+++ Supplied entries +++

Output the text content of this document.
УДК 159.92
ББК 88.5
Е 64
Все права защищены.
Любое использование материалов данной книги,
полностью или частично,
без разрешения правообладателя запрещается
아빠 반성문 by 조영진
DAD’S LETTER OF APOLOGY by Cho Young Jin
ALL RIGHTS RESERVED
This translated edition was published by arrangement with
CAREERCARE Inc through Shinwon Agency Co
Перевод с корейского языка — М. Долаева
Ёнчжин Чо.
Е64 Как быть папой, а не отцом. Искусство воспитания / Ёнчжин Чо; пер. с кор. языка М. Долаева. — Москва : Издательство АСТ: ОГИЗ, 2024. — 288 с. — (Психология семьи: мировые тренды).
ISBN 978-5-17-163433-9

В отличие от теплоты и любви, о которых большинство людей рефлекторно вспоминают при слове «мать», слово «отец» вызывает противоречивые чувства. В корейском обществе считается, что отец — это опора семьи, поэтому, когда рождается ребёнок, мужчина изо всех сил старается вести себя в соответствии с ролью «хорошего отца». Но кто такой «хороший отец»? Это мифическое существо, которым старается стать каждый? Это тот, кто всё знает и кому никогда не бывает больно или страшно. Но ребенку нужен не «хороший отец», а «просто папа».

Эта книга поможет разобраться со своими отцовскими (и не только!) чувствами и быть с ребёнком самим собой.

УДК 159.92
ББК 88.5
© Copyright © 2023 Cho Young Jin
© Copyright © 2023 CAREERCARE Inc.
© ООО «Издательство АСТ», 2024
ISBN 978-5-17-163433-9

+++

=== Problem to solve ===
Search the entries for the word "CAREERCARE" and copy every line that has it.

=== Task output ===
CAREERCARE Inc through Shinwon Agency Co
© Copyright © 2023 CAREERCARE Inc.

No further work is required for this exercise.